╭─ Input rows

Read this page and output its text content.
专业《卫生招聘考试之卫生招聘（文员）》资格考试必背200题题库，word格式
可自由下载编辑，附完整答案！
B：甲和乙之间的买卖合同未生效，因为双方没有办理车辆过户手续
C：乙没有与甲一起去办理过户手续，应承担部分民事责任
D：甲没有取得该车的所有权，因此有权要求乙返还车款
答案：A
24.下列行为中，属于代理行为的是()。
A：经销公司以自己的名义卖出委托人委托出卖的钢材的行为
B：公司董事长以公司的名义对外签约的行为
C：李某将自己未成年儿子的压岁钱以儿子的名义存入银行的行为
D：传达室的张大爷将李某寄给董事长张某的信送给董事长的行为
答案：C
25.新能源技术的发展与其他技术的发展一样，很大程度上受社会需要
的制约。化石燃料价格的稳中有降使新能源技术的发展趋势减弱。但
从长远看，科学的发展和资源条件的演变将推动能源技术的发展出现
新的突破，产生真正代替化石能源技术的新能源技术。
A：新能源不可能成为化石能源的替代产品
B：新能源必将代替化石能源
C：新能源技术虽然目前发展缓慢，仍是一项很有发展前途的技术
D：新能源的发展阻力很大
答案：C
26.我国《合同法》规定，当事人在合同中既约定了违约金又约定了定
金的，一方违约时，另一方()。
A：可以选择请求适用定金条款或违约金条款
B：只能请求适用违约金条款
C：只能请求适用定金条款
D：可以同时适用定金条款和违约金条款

╰─

[The problem]: Output all records verbatim.

[Worked solution]:
Read this page and output its text content.
专业《卫生招聘考试之卫生招聘（文员）》资格考试必背200题题库，word格式
可自由下载编辑，附完整答案！
B：甲和乙之间的买卖合同未生效，因为双方没有办理车辆过户手续
C：乙没有与甲一起去办理过户手续，应承担部分民事责任
D：甲没有取得该车的所有权，因此有权要求乙返还车款
答案：A
24.下列行为中，属于代理行为的是()。
A：经销公司以自己的名义卖出委托人委托出卖的钢材的行为
B：公司董事长以公司的名义对外签约的行为
C：李某将自己未成年儿子的压岁钱以儿子的名义存入银行的行为
D：传达室的张大爷将李某寄给董事长张某的信送给董事长的行为
答案：C
25.新能源技术的发展与其他技术的发展一样，很大程度上受社会需要
的制约。化石燃料价格的稳中有降使新能源技术的发展趋势减弱。但
从长远看，科学的发展和资源条件的演变将推动能源技术的发展出现
新的突破，产生真正代替化石能源技术的新能源技术。
A：新能源不可能成为化石能源的替代产品
B：新能源必将代替化石能源
C：新能源技术虽然目前发展缓慢，仍是一项很有发展前途的技术
D：新能源的发展阻力很大
答案：C
26.我国《合同法》规定，当事人在合同中既约定了违约金又约定了定
金的，一方违约时，另一方()。
A：可以选择请求适用定金条款或违约金条款
B：只能请求适用违约金条款
C：只能请求适用定金条款
D：可以同时适用定金条款和违约金条款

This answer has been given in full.